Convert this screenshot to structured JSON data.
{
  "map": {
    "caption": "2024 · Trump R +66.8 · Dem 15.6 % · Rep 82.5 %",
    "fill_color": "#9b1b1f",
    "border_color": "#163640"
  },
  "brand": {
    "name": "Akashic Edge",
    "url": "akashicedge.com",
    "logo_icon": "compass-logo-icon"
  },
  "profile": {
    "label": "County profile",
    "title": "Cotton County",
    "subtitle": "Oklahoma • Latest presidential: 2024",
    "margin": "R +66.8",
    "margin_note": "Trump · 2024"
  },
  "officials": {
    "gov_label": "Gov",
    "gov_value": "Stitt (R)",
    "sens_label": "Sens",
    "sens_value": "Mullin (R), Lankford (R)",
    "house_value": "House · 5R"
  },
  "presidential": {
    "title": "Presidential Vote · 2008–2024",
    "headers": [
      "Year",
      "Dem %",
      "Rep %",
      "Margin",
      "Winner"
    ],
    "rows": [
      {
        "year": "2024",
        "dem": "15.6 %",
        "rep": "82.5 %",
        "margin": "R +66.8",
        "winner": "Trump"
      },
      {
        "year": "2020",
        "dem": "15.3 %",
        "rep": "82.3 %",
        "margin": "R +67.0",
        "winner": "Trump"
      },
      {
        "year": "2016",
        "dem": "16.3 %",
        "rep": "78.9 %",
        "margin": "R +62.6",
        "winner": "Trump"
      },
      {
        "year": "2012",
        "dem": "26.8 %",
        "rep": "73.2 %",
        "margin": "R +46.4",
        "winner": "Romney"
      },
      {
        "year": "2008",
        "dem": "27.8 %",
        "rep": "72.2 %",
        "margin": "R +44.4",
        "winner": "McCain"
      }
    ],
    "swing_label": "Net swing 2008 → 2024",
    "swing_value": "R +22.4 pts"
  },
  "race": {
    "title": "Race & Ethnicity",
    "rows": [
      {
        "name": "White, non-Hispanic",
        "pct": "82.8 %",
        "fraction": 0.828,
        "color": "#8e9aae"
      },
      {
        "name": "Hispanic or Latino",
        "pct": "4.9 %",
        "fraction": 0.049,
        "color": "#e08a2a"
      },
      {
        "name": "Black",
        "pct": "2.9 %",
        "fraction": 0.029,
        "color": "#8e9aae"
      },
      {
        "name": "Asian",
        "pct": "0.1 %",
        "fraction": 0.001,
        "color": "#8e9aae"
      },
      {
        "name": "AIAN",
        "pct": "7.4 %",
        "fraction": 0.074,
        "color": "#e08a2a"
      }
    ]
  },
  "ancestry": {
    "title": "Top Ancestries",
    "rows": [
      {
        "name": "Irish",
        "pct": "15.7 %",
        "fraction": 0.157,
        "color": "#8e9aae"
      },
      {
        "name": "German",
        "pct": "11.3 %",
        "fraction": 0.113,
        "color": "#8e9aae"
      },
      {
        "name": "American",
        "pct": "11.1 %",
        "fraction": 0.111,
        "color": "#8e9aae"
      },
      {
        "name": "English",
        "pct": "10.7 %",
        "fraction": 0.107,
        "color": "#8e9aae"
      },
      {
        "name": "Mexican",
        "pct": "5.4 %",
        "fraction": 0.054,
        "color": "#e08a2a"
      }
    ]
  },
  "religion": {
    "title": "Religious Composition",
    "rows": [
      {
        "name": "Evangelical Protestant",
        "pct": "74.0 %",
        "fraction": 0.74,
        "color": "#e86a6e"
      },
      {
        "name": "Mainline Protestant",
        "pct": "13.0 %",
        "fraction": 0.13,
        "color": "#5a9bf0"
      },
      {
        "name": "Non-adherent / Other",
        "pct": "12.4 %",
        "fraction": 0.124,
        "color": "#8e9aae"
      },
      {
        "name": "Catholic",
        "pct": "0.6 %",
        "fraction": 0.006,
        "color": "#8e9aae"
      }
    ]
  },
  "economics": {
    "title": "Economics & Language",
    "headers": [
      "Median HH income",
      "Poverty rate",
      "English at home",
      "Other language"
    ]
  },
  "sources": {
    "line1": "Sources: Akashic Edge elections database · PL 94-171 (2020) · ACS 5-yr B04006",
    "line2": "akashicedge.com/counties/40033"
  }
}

==*==

From the listing above, extract every line exactly as it stands.

Convert this screenshot to structured JSON data.
{
  "map": {
    "caption": "2024 · Trump R +66.8 · Dem 15.6 % · Rep 82.5 %",
    "fill_color": "#9b1b1f",
    "border_color": "#163640"
  },
  "brand": {
    "name": "Akashic Edge",
    "url": "akashicedge.com",
    "logo_icon": "compass-logo-icon"
  },
  "profile": {
    "label": "County profile",
    "title": "Cotton County",
    "subtitle": "Oklahoma • Latest presidential: 2024",
    "margin": "R +66.8",
    "margin_note": "Trump · 2024"
  },
  "officials": {
    "gov_label": "Gov",
    "gov_value": "Stitt (R)",
    "sens_label": "Sens",
    "sens_value": "Mullin (R), Lankford (R)",
    "house_value": "House · 5R"
  },
  "presidential": {
    "title": "Presidential Vote · 2008–2024",
    "headers": [
      "Year",
      "Dem %",
      "Rep %",
      "Margin",
      "Winner"
    ],
    "rows": [
      {
        "year": "2024",
        "dem": "15.6 %",
        "rep": "82.5 %",
        "margin": "R +66.8",
        "winner": "Trump"
      },
      {
        "year": "2020",
        "dem": "15.3 %",
        "rep": "82.3 %",
        "margin": "R +67.0",
        "winner": "Trump"
      },
      {
        "year": "2016",
        "dem": "16.3 %",
        "rep": "78.9 %",
        "margin": "R +62.6",
        "winner": "Trump"
      },
      {
        "year": "2012",
        "dem": "26.8 %",
        "rep": "73.2 %",
        "margin": "R +46.4",
        "winner": "Romney"
      },
      {
        "year": "2008",
        "dem": "27.8 %",
        "rep": "72.2 %",
        "margin": "R +44.4",
        "winner": "McCain"
      }
    ],
    "swing_label": "Net swing 2008 → 2024",
    "swing_value": "R +22.4 pts"
  },
  "race": {
    "title": "Race & Ethnicity",
    "rows": [
      {
        "name": "White, non-Hispanic",
        "pct": "82.8 %",
        "fraction": 0.828,
        "color": "#8e9aae"
      },
      {
        "name": "Hispanic or Latino",
        "pct": "4.9 %",
        "fraction": 0.049,
        "color": "#e08a2a"
      },
      {
        "name": "Black",
        "pct": "2.9 %",
        "fraction": 0.029,
        "color": "#8e9aae"
      },
      {
        "name": "Asian",
        "pct": "0.1 %",
        "fraction": 0.001,
        "color": "#8e9aae"
      },
      {
        "name": "AIAN",
        "pct": "7.4 %",
        "fraction": 0.074,
        "color": "#e08a2a"
      }
    ]
  },
  "ancestry": {
    "title": "Top Ancestries",
    "rows": [
      {
        "name": "Irish",
        "pct": "15.7 %",
        "fraction": 0.157,
        "color": "#8e9aae"
      },
      {
        "name": "German",
        "pct": "11.3 %",
        "fraction": 0.113,
        "color": "#8e9aae"
      },
      {
        "name": "American",
        "pct": "11.1 %",
        "fraction": 0.111,
        "color": "#8e9aae"
      },
      {
        "name": "English",
        "pct": "10.7 %",
        "fraction": 0.107,
        "color": "#8e9aae"
      },
      {
        "name": "Mexican",
        "pct": "5.4 %",
        "fraction": 0.054,
        "color": "#e08a2a"
      }
    ]
  },
  "religion": {
    "title": "Religious Composition",
    "rows": [
      {
        "name": "Evangelical Protestant",
        "pct": "74.0 %",
        "fraction": 0.74,
        "color": "#e86a6e"
      },
      {
        "name": "Mainline Protestant",
        "pct": "13.0 %",
        "fraction": 0.13,
        "color": "#5a9bf0"
      },
      {
        "name": "Non-adherent / Other",
        "pct": "12.4 %",
        "fraction": 0.124,
        "color": "#8e9aae"
      },
      {
        "name": "Catholic",
        "pct": "0.6 %",
        "fraction": 0.006,
        "color": "#8e9aae"
      }
    ]
  },
  "economics": {
    "title": "Economics & Language",
    "headers": [
      "Median HH income",
      "Poverty rate",
      "English at home",
      "Other language"
    ]
  },
  "sources": {
    "line1": "Sources: Akashic Edge elections database · PL 94-171 (2020) · ACS 5-yr B04006",
    "line2": "akashicedge.com/counties/40033"
  }
}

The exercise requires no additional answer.